### Given request
Extract every entry word for word. Skip the pictures.

### Records
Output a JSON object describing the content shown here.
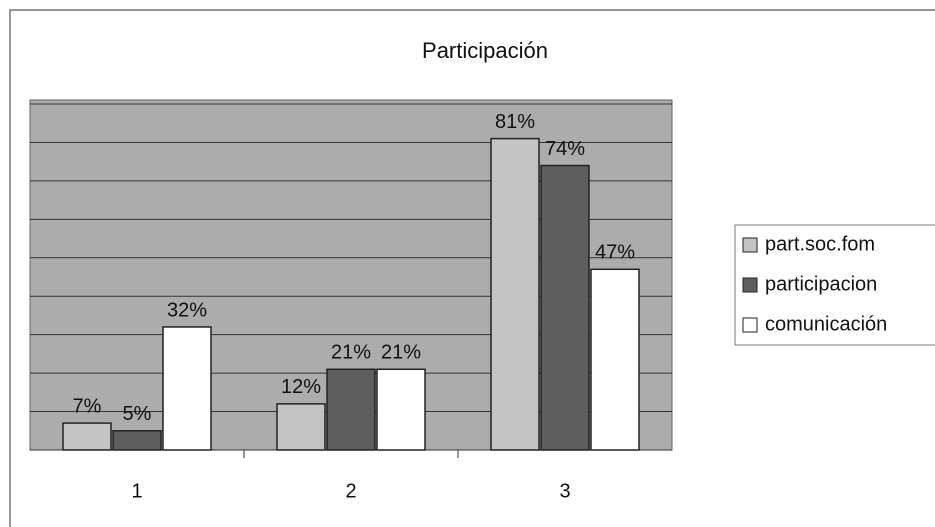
{
  "chart_data": {
    "type": "bar",
    "title": "Participación",
    "categories": [
      "1",
      "2",
      "3"
    ],
    "series": [
      {
        "name": "part.soc.fom",
        "color": "#c4c4c4",
        "values": [
          7,
          12,
          81
        ],
        "value_labels": [
          "7%",
          "12%",
          "81%"
        ]
      },
      {
        "name": "participacion",
        "color": "#5e5e5e",
        "values": [
          5,
          21,
          74
        ],
        "value_labels": [
          "5%",
          "21%",
          "74%"
        ]
      },
      {
        "name": "comunicación",
        "color": "#ffffff",
        "values": [
          32,
          21,
          47
        ],
        "value_labels": [
          "32%",
          "21%",
          "47%"
        ]
      }
    ],
    "ylim": [
      0,
      90
    ],
    "yticks": [
      0,
      10,
      20,
      30,
      40,
      50,
      60,
      70,
      80,
      90
    ],
    "grid": true,
    "legend": "right"
  }
}
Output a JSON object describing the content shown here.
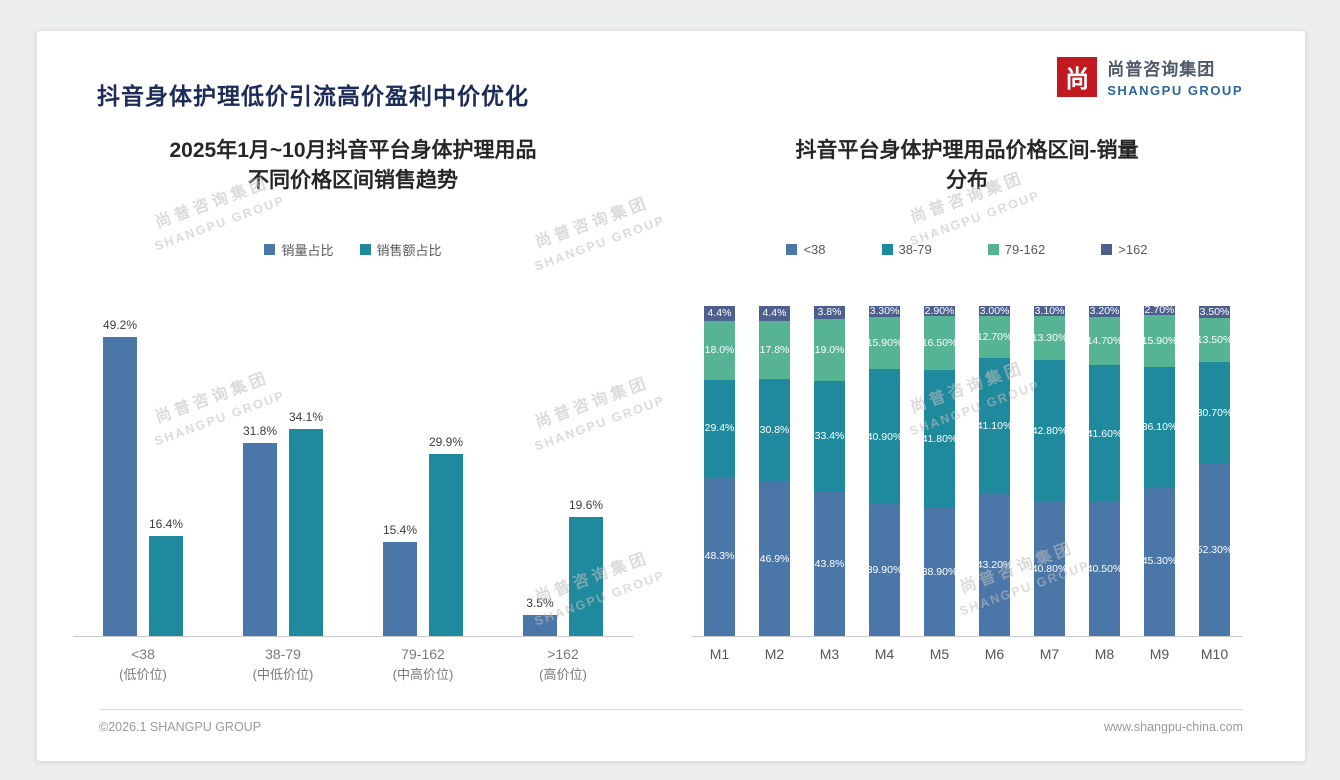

### Result of this task
Output a JSON object describing the content shown here.
{
  "chart_data": {
    "type": "bar",
    "title": "Participación",
    "categories": [
      "1",
      "2",
      "3"
    ],
    "series": [
      {
        "name": "part.soc.fom",
        "color": "#c4c4c4",
        "values": [
          7,
          12,
          81
        ],
        "value_labels": [
          "7%",
          "12%",
          "81%"
        ]
      },
      {
        "name": "participacion",
        "color": "#5e5e5e",
        "values": [
          5,
          21,
          74
        ],
        "value_labels": [
          "5%",
          "21%",
          "74%"
        ]
      },
      {
        "name": "comunicación",
        "color": "#ffffff",
        "values": [
          32,
          21,
          47
        ],
        "value_labels": [
          "32%",
          "21%",
          "47%"
        ]
      }
    ],
    "ylim": [
      0,
      90
    ],
    "yticks": [
      0,
      10,
      20,
      30,
      40,
      50,
      60,
      70,
      80,
      90
    ],
    "grid": true,
    "legend": "right"
  }
}
Output a JSON object describing the content shown here.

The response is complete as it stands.